AIM :: Tell how many lines include the string "text". Answer with a single number.

ITEMS ::

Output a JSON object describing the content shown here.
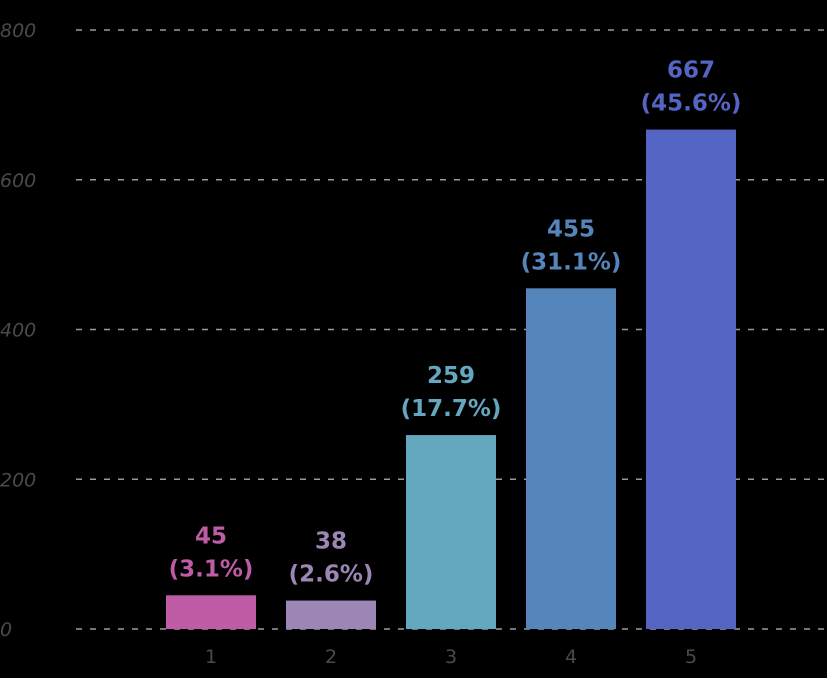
{
  "chart_data": {
    "type": "bar",
    "categories": [
      "1",
      "2",
      "3",
      "4",
      "5"
    ],
    "values": [
      45,
      38,
      259,
      455,
      667
    ],
    "percent_labels": [
      "(3.1%)",
      "(2.6%)",
      "(17.7%)",
      "(31.1%)",
      "(45.6%)"
    ],
    "colors": [
      "#be5ca6",
      "#9c86b5",
      "#64a8c0",
      "#5586bb",
      "#5565c4"
    ],
    "y_ticks": [
      "0",
      "200",
      "400",
      "600",
      "800"
    ],
    "ylim": [
      0,
      800
    ],
    "grid": true,
    "title": "",
    "xlabel": "",
    "ylabel": ""
  }
}
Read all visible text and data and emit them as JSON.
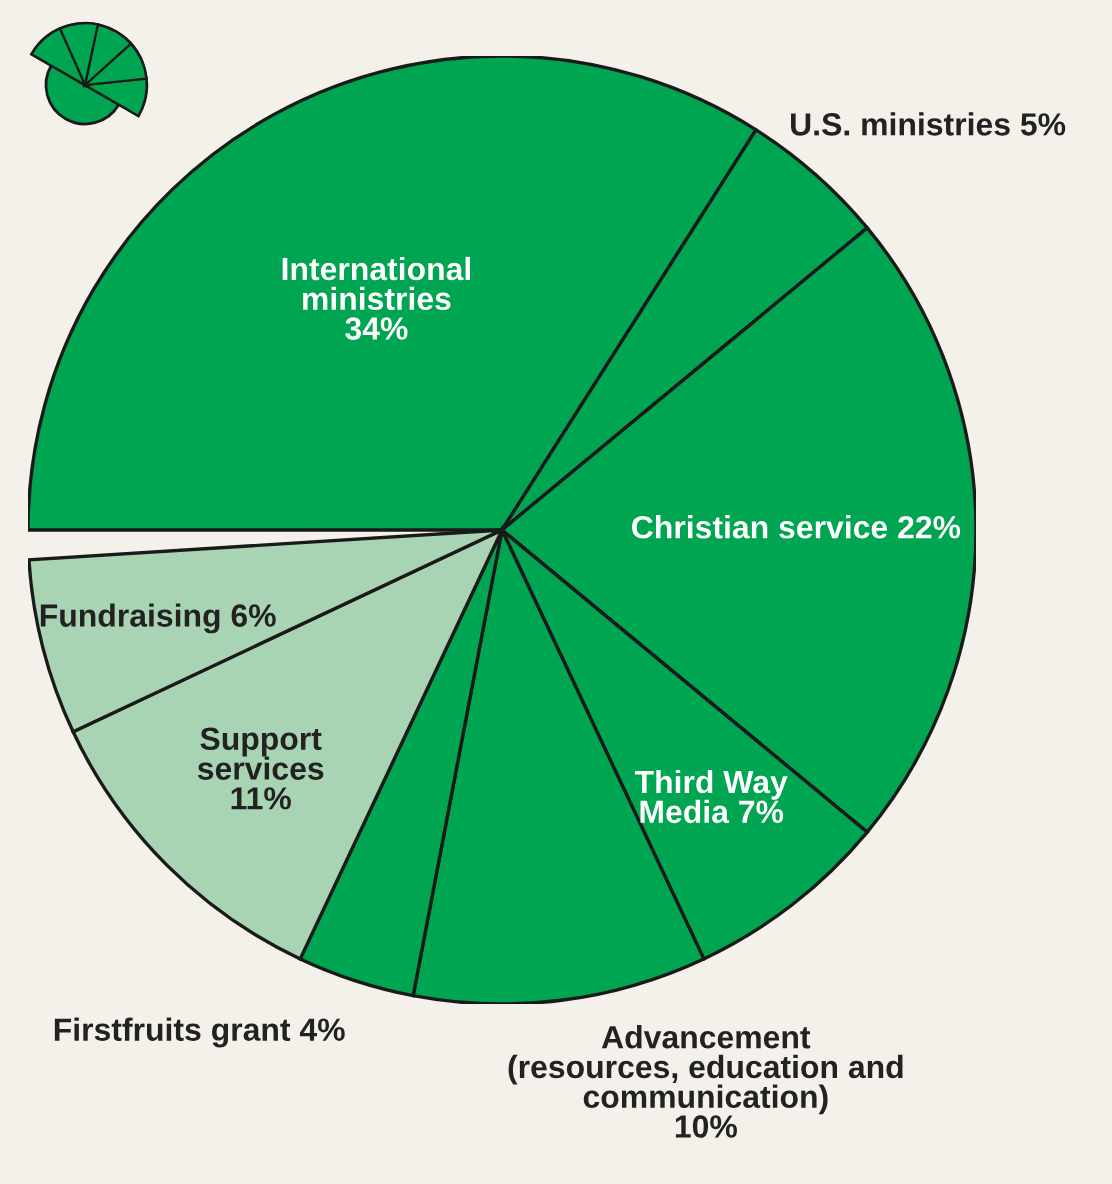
{
  "chart_data": {
    "type": "pie",
    "categories": [
      "International\nministries",
      "U.S. ministries",
      "Christian service",
      "Third Way\nMedia",
      "Advancement\n(resources, education and\ncommunication)",
      "Firstfruits grant",
      "Support\nservices",
      "Fundraising"
    ],
    "values": [
      34,
      5,
      22,
      7,
      10,
      4,
      11,
      6
    ],
    "value_labels": [
      "34%",
      "5%",
      "22%",
      "7%",
      "10%",
      "4%",
      "11%",
      "6%"
    ],
    "colors": [
      "#00a551",
      "#00a551",
      "#00a551",
      "#00a551",
      "#00a551",
      "#00a551",
      "#a9d4b4",
      "#a9d4b4"
    ],
    "legend": false
  }
}
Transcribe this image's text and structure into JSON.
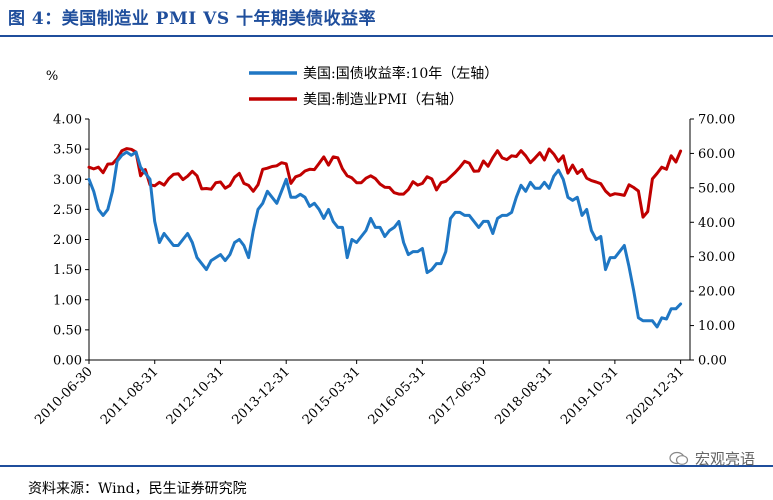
{
  "title": "图 4：美国制造业 PMI VS 十年期美债收益率",
  "source": "资料来源：Wind，民生证券研究院",
  "watermark": "宏观亮语",
  "chart_data": {
    "type": "line",
    "ylabel_left": "%",
    "left_axis": {
      "min": 0,
      "max": 4,
      "ticks": [
        "0.00",
        "0.50",
        "1.00",
        "1.50",
        "2.00",
        "2.50",
        "3.00",
        "3.50",
        "4.00"
      ]
    },
    "right_axis": {
      "min": 0,
      "max": 70,
      "ticks": [
        "0.00",
        "10.00",
        "20.00",
        "30.00",
        "40.00",
        "50.00",
        "60.00",
        "70.00"
      ]
    },
    "x_range": [
      "2010-06",
      "2021-02"
    ],
    "x_ticks": [
      "2010-06-30",
      "2011-08-31",
      "2012-10-31",
      "2013-12-31",
      "2015-03-31",
      "2016-05-31",
      "2017-06-30",
      "2018-08-31",
      "2019-10-31",
      "2020-12-31"
    ],
    "legend_position": "top-center",
    "series": [
      {
        "name": "美国:国债收益率:10年（左轴）",
        "axis": "left",
        "color": "#1f77c4",
        "points": [
          [
            "2010-06",
            3.0
          ],
          [
            "2010-07",
            2.8
          ],
          [
            "2010-08",
            2.5
          ],
          [
            "2010-09",
            2.4
          ],
          [
            "2010-10",
            2.5
          ],
          [
            "2010-11",
            2.8
          ],
          [
            "2010-12",
            3.3
          ],
          [
            "2011-01",
            3.4
          ],
          [
            "2011-02",
            3.45
          ],
          [
            "2011-03",
            3.4
          ],
          [
            "2011-04",
            3.45
          ],
          [
            "2011-05",
            3.2
          ],
          [
            "2011-06",
            3.1
          ],
          [
            "2011-07",
            3.0
          ],
          [
            "2011-08",
            2.3
          ],
          [
            "2011-09",
            1.95
          ],
          [
            "2011-10",
            2.1
          ],
          [
            "2011-11",
            2.0
          ],
          [
            "2011-12",
            1.9
          ],
          [
            "2012-01",
            1.9
          ],
          [
            "2012-02",
            2.0
          ],
          [
            "2012-03",
            2.1
          ],
          [
            "2012-04",
            1.95
          ],
          [
            "2012-05",
            1.7
          ],
          [
            "2012-06",
            1.6
          ],
          [
            "2012-07",
            1.5
          ],
          [
            "2012-08",
            1.65
          ],
          [
            "2012-09",
            1.7
          ],
          [
            "2012-10",
            1.75
          ],
          [
            "2012-11",
            1.65
          ],
          [
            "2012-12",
            1.75
          ],
          [
            "2013-01",
            1.95
          ],
          [
            "2013-02",
            2.0
          ],
          [
            "2013-03",
            1.9
          ],
          [
            "2013-04",
            1.7
          ],
          [
            "2013-05",
            2.15
          ],
          [
            "2013-06",
            2.5
          ],
          [
            "2013-07",
            2.6
          ],
          [
            "2013-08",
            2.8
          ],
          [
            "2013-09",
            2.7
          ],
          [
            "2013-10",
            2.6
          ],
          [
            "2013-11",
            2.8
          ],
          [
            "2013-12",
            3.0
          ],
          [
            "2014-01",
            2.7
          ],
          [
            "2014-02",
            2.7
          ],
          [
            "2014-03",
            2.75
          ],
          [
            "2014-04",
            2.7
          ],
          [
            "2014-05",
            2.55
          ],
          [
            "2014-06",
            2.6
          ],
          [
            "2014-07",
            2.5
          ],
          [
            "2014-08",
            2.35
          ],
          [
            "2014-09",
            2.5
          ],
          [
            "2014-10",
            2.3
          ],
          [
            "2014-11",
            2.2
          ],
          [
            "2014-12",
            2.2
          ],
          [
            "2015-01",
            1.7
          ],
          [
            "2015-02",
            2.0
          ],
          [
            "2015-03",
            1.95
          ],
          [
            "2015-04",
            2.05
          ],
          [
            "2015-05",
            2.15
          ],
          [
            "2015-06",
            2.35
          ],
          [
            "2015-07",
            2.2
          ],
          [
            "2015-08",
            2.2
          ],
          [
            "2015-09",
            2.05
          ],
          [
            "2015-10",
            2.15
          ],
          [
            "2015-11",
            2.2
          ],
          [
            "2015-12",
            2.3
          ],
          [
            "2016-01",
            1.95
          ],
          [
            "2016-02",
            1.75
          ],
          [
            "2016-03",
            1.8
          ],
          [
            "2016-04",
            1.8
          ],
          [
            "2016-05",
            1.85
          ],
          [
            "2016-06",
            1.45
          ],
          [
            "2016-07",
            1.5
          ],
          [
            "2016-08",
            1.6
          ],
          [
            "2016-09",
            1.6
          ],
          [
            "2016-10",
            1.8
          ],
          [
            "2016-11",
            2.35
          ],
          [
            "2016-12",
            2.45
          ],
          [
            "2017-01",
            2.45
          ],
          [
            "2017-02",
            2.4
          ],
          [
            "2017-03",
            2.4
          ],
          [
            "2017-04",
            2.3
          ],
          [
            "2017-05",
            2.2
          ],
          [
            "2017-06",
            2.3
          ],
          [
            "2017-07",
            2.3
          ],
          [
            "2017-08",
            2.1
          ],
          [
            "2017-09",
            2.35
          ],
          [
            "2017-10",
            2.4
          ],
          [
            "2017-11",
            2.4
          ],
          [
            "2017-12",
            2.45
          ],
          [
            "2018-01",
            2.7
          ],
          [
            "2018-02",
            2.9
          ],
          [
            "2018-03",
            2.8
          ],
          [
            "2018-04",
            2.95
          ],
          [
            "2018-05",
            2.85
          ],
          [
            "2018-06",
            2.85
          ],
          [
            "2018-07",
            2.95
          ],
          [
            "2018-08",
            2.85
          ],
          [
            "2018-09",
            3.05
          ],
          [
            "2018-10",
            3.15
          ],
          [
            "2018-11",
            3.0
          ],
          [
            "2018-12",
            2.7
          ],
          [
            "2019-01",
            2.65
          ],
          [
            "2019-02",
            2.7
          ],
          [
            "2019-03",
            2.4
          ],
          [
            "2019-04",
            2.5
          ],
          [
            "2019-05",
            2.15
          ],
          [
            "2019-06",
            2.0
          ],
          [
            "2019-07",
            2.05
          ],
          [
            "2019-08",
            1.5
          ],
          [
            "2019-09",
            1.7
          ],
          [
            "2019-10",
            1.7
          ],
          [
            "2019-11",
            1.8
          ],
          [
            "2019-12",
            1.9
          ],
          [
            "2020-01",
            1.55
          ],
          [
            "2020-02",
            1.15
          ],
          [
            "2020-03",
            0.7
          ],
          [
            "2020-04",
            0.65
          ],
          [
            "2020-05",
            0.65
          ],
          [
            "2020-06",
            0.65
          ],
          [
            "2020-07",
            0.55
          ],
          [
            "2020-08",
            0.7
          ],
          [
            "2020-09",
            0.68
          ],
          [
            "2020-10",
            0.85
          ],
          [
            "2020-11",
            0.85
          ],
          [
            "2020-12",
            0.93
          ]
        ]
      },
      {
        "name": "美国:制造业PMI（右轴）",
        "axis": "right",
        "color": "#c00000",
        "points": [
          [
            "2010-06",
            56
          ],
          [
            "2010-07",
            55.5
          ],
          [
            "2010-08",
            56
          ],
          [
            "2010-09",
            54.4
          ],
          [
            "2010-10",
            56.9
          ],
          [
            "2010-11",
            57
          ],
          [
            "2010-12",
            58.5
          ],
          [
            "2011-01",
            60.8
          ],
          [
            "2011-02",
            61.4
          ],
          [
            "2011-03",
            61.2
          ],
          [
            "2011-04",
            60.4
          ],
          [
            "2011-05",
            53.5
          ],
          [
            "2011-06",
            55.3
          ],
          [
            "2011-07",
            50.9
          ],
          [
            "2011-08",
            50.6
          ],
          [
            "2011-09",
            51.6
          ],
          [
            "2011-10",
            50.8
          ],
          [
            "2011-11",
            52.7
          ],
          [
            "2011-12",
            53.9
          ],
          [
            "2012-01",
            54.1
          ],
          [
            "2012-02",
            52.4
          ],
          [
            "2012-03",
            53.4
          ],
          [
            "2012-04",
            54.8
          ],
          [
            "2012-05",
            53.5
          ],
          [
            "2012-06",
            49.7
          ],
          [
            "2012-07",
            49.8
          ],
          [
            "2012-08",
            49.6
          ],
          [
            "2012-09",
            51.5
          ],
          [
            "2012-10",
            51.7
          ],
          [
            "2012-11",
            49.9
          ],
          [
            "2012-12",
            50.7
          ],
          [
            "2013-01",
            53.1
          ],
          [
            "2013-02",
            54.2
          ],
          [
            "2013-03",
            51.3
          ],
          [
            "2013-04",
            50.7
          ],
          [
            "2013-05",
            49
          ],
          [
            "2013-06",
            50.9
          ],
          [
            "2013-07",
            55.4
          ],
          [
            "2013-08",
            55.7
          ],
          [
            "2013-09",
            56.2
          ],
          [
            "2013-10",
            56.4
          ],
          [
            "2013-11",
            57.3
          ],
          [
            "2013-12",
            57
          ],
          [
            "2014-01",
            51.3
          ],
          [
            "2014-02",
            53.2
          ],
          [
            "2014-03",
            53.7
          ],
          [
            "2014-04",
            54.9
          ],
          [
            "2014-05",
            55.4
          ],
          [
            "2014-06",
            55.3
          ],
          [
            "2014-07",
            57.1
          ],
          [
            "2014-08",
            59
          ],
          [
            "2014-09",
            56.6
          ],
          [
            "2014-10",
            59
          ],
          [
            "2014-11",
            58.7
          ],
          [
            "2014-12",
            55.5
          ],
          [
            "2015-01",
            53.5
          ],
          [
            "2015-02",
            52.9
          ],
          [
            "2015-03",
            51.5
          ],
          [
            "2015-04",
            51.5
          ],
          [
            "2015-05",
            52.8
          ],
          [
            "2015-06",
            53.5
          ],
          [
            "2015-07",
            52.7
          ],
          [
            "2015-08",
            51.1
          ],
          [
            "2015-09",
            50.2
          ],
          [
            "2015-10",
            50.1
          ],
          [
            "2015-11",
            48.6
          ],
          [
            "2015-12",
            48.2
          ],
          [
            "2016-01",
            48.2
          ],
          [
            "2016-02",
            49.5
          ],
          [
            "2016-03",
            51.8
          ],
          [
            "2016-04",
            50.8
          ],
          [
            "2016-05",
            51.3
          ],
          [
            "2016-06",
            53.2
          ],
          [
            "2016-07",
            52.6
          ],
          [
            "2016-08",
            49.4
          ],
          [
            "2016-09",
            51.5
          ],
          [
            "2016-10",
            51.9
          ],
          [
            "2016-11",
            53.2
          ],
          [
            "2016-12",
            54.5
          ],
          [
            "2017-01",
            56
          ],
          [
            "2017-02",
            57.7
          ],
          [
            "2017-03",
            57.2
          ],
          [
            "2017-04",
            54.8
          ],
          [
            "2017-05",
            54.9
          ],
          [
            "2017-06",
            57.8
          ],
          [
            "2017-07",
            56.3
          ],
          [
            "2017-08",
            58.8
          ],
          [
            "2017-09",
            60.8
          ],
          [
            "2017-10",
            58.7
          ],
          [
            "2017-11",
            58.2
          ],
          [
            "2017-12",
            59.3
          ],
          [
            "2018-01",
            59.1
          ],
          [
            "2018-02",
            60.8
          ],
          [
            "2018-03",
            59.3
          ],
          [
            "2018-04",
            57.3
          ],
          [
            "2018-05",
            58.7
          ],
          [
            "2018-06",
            60.2
          ],
          [
            "2018-07",
            58.1
          ],
          [
            "2018-08",
            61.3
          ],
          [
            "2018-09",
            59.8
          ],
          [
            "2018-10",
            57.7
          ],
          [
            "2018-11",
            59.3
          ],
          [
            "2018-12",
            54.3
          ],
          [
            "2019-01",
            56.6
          ],
          [
            "2019-02",
            54.2
          ],
          [
            "2019-03",
            55.3
          ],
          [
            "2019-04",
            52.8
          ],
          [
            "2019-05",
            52.1
          ],
          [
            "2019-06",
            51.7
          ],
          [
            "2019-07",
            51.2
          ],
          [
            "2019-08",
            49.1
          ],
          [
            "2019-09",
            47.8
          ],
          [
            "2019-10",
            48.3
          ],
          [
            "2019-11",
            48.1
          ],
          [
            "2019-12",
            47.8
          ],
          [
            "2020-01",
            50.9
          ],
          [
            "2020-02",
            50.1
          ],
          [
            "2020-03",
            49.1
          ],
          [
            "2020-04",
            41.5
          ],
          [
            "2020-05",
            43.1
          ],
          [
            "2020-06",
            52.6
          ],
          [
            "2020-07",
            54.2
          ],
          [
            "2020-08",
            56
          ],
          [
            "2020-09",
            55.4
          ],
          [
            "2020-10",
            59.3
          ],
          [
            "2020-11",
            57.5
          ],
          [
            "2020-12",
            60.7
          ]
        ]
      }
    ]
  }
}
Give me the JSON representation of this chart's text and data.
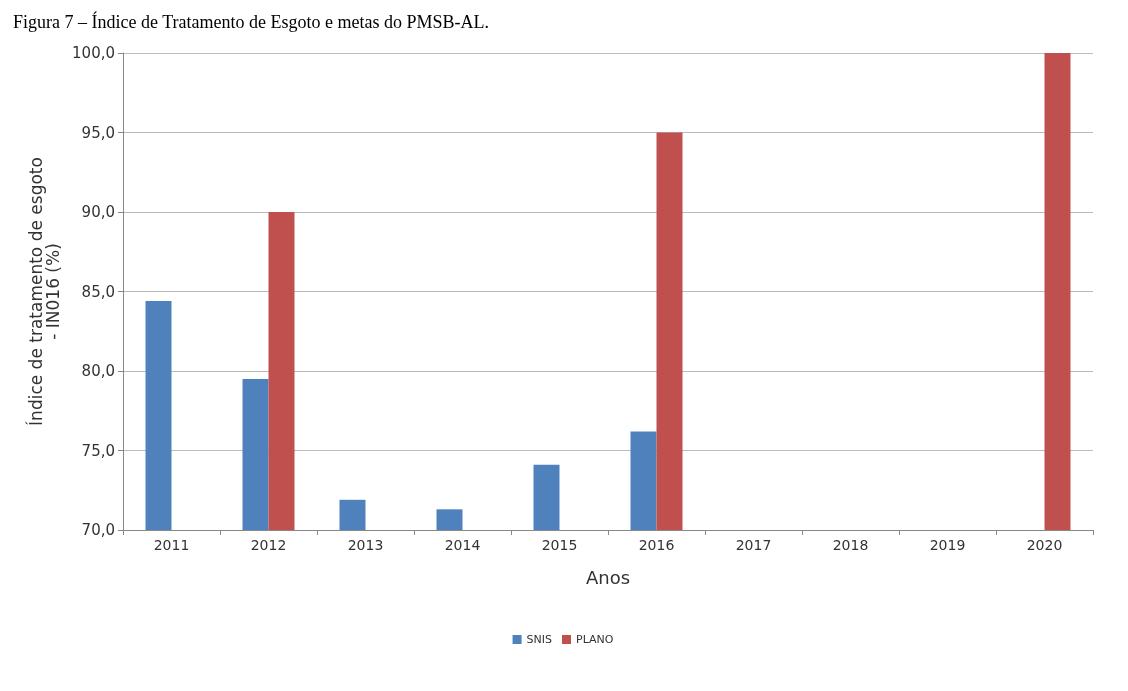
{
  "chart_data": {
    "type": "bar",
    "title": "Figura 7 – Índice de Tratamento de Esgoto e metas do PMSB-AL.",
    "xlabel": "Anos",
    "ylabel": "Índice de tratamento de esgoto\n- IN016 (%)",
    "categories": [
      "2011",
      "2012",
      "2013",
      "2014",
      "2015",
      "2016",
      "2017",
      "2018",
      "2019",
      "2020"
    ],
    "series": [
      {
        "name": "SNIS",
        "color": "#4f81bd",
        "values": [
          84.4,
          79.5,
          71.9,
          71.3,
          74.1,
          76.2,
          null,
          null,
          null,
          null
        ]
      },
      {
        "name": "PLANO",
        "color": "#c0504d",
        "values": [
          null,
          90,
          null,
          null,
          null,
          95,
          null,
          null,
          null,
          100
        ]
      }
    ],
    "ylim": [
      70,
      100
    ],
    "yticks": [
      {
        "value": 70,
        "label": "70,0"
      },
      {
        "value": 75,
        "label": "75,0"
      },
      {
        "value": 80,
        "label": "80,0"
      },
      {
        "value": 85,
        "label": "85,0"
      },
      {
        "value": 90,
        "label": "90,0"
      },
      {
        "value": 95,
        "label": "95,0"
      },
      {
        "value": 100,
        "label": "100,0"
      }
    ],
    "grid": "y",
    "legend": "bottom"
  }
}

THE COMPLETED TASK :: 3